SHORT PROBLEM
Can you output the records below exactly as they are written?
○ ○ ○ ○
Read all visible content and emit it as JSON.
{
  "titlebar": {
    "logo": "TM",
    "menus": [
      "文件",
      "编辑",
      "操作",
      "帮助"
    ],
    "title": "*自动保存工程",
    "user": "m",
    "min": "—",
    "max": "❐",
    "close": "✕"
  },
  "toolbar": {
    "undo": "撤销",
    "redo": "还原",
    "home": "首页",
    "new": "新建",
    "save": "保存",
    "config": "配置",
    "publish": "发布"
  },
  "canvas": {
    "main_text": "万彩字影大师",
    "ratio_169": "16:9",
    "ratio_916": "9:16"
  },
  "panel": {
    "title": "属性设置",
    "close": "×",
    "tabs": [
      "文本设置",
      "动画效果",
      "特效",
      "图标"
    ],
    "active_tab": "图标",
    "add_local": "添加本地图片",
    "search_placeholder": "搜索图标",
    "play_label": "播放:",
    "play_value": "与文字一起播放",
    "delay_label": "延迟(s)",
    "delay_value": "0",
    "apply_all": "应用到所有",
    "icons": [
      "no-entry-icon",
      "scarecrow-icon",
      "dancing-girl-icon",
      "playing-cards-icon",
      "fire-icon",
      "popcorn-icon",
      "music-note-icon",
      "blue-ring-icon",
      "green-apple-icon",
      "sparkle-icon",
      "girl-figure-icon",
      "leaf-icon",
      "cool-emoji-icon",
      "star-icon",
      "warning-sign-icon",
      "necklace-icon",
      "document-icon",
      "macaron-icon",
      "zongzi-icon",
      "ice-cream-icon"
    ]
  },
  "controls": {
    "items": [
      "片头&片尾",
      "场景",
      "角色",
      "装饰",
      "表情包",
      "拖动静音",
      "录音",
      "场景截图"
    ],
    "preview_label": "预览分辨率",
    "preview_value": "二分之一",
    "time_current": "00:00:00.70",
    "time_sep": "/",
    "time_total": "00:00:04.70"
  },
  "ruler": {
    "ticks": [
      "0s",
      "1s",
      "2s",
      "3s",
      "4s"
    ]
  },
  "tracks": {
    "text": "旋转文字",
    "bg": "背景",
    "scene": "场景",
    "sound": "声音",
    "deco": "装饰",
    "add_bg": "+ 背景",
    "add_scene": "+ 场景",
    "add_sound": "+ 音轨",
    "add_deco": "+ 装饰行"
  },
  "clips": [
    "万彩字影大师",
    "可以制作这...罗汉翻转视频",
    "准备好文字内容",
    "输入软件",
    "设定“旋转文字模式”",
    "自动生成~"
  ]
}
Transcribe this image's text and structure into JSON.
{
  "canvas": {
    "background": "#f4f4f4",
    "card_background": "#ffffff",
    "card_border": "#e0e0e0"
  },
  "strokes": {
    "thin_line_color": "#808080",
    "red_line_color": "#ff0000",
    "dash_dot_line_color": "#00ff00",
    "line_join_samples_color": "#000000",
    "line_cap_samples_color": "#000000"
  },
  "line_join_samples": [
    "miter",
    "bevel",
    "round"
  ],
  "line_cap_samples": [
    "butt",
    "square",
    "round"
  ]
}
○ ○ ○ ○
THE COMPLETED TASK
Read all visible content and emit it as JSON.
{
  "titlebar": {
    "logo": "TM",
    "menus": [
      "文件",
      "编辑",
      "操作",
      "帮助"
    ],
    "title": "*自动保存工程",
    "user": "m",
    "min": "—",
    "max": "❐",
    "close": "✕"
  },
  "toolbar": {
    "undo": "撤销",
    "redo": "还原",
    "home": "首页",
    "new": "新建",
    "save": "保存",
    "config": "配置",
    "publish": "发布"
  },
  "canvas": {
    "main_text": "万彩字影大师",
    "ratio_169": "16:9",
    "ratio_916": "9:16"
  },
  "panel": {
    "title": "属性设置",
    "close": "×",
    "tabs": [
      "文本设置",
      "动画效果",
      "特效",
      "图标"
    ],
    "active_tab": "图标",
    "add_local": "添加本地图片",
    "search_placeholder": "搜索图标",
    "play_label": "播放:",
    "play_value": "与文字一起播放",
    "delay_label": "延迟(s)",
    "delay_value": "0",
    "apply_all": "应用到所有",
    "icons": [
      "no-entry-icon",
      "scarecrow-icon",
      "dancing-girl-icon",
      "playing-cards-icon",
      "fire-icon",
      "popcorn-icon",
      "music-note-icon",
      "blue-ring-icon",
      "green-apple-icon",
      "sparkle-icon",
      "girl-figure-icon",
      "leaf-icon",
      "cool-emoji-icon",
      "star-icon",
      "warning-sign-icon",
      "necklace-icon",
      "document-icon",
      "macaron-icon",
      "zongzi-icon",
      "ice-cream-icon"
    ]
  },
  "controls": {
    "items": [
      "片头&片尾",
      "场景",
      "角色",
      "装饰",
      "表情包",
      "拖动静音",
      "录音",
      "场景截图"
    ],
    "preview_label": "预览分辨率",
    "preview_value": "二分之一",
    "time_current": "00:00:00.70",
    "time_sep": "/",
    "time_total": "00:00:04.70"
  },
  "ruler": {
    "ticks": [
      "0s",
      "1s",
      "2s",
      "3s",
      "4s"
    ]
  },
  "tracks": {
    "text": "旋转文字",
    "bg": "背景",
    "scene": "场景",
    "sound": "声音",
    "deco": "装饰",
    "add_bg": "+ 背景",
    "add_scene": "+ 场景",
    "add_sound": "+ 音轨",
    "add_deco": "+ 装饰行"
  },
  "clips": [
    "万彩字影大师",
    "可以制作这...罗汉翻转视频",
    "准备好文字内容",
    "输入软件",
    "设定“旋转文字模式”",
    "自动生成~"
  ]
}
Transcribe this image's text and structure into JSON.
{
  "canvas": {
    "background": "#f4f4f4",
    "card_background": "#ffffff",
    "card_border": "#e0e0e0"
  },
  "strokes": {
    "thin_line_color": "#808080",
    "red_line_color": "#ff0000",
    "dash_dot_line_color": "#00ff00",
    "line_join_samples_color": "#000000",
    "line_cap_samples_color": "#000000"
  },
  "line_join_samples": [
    "miter",
    "bevel",
    "round"
  ],
  "line_cap_samples": [
    "butt",
    "square",
    "round"
  ]
}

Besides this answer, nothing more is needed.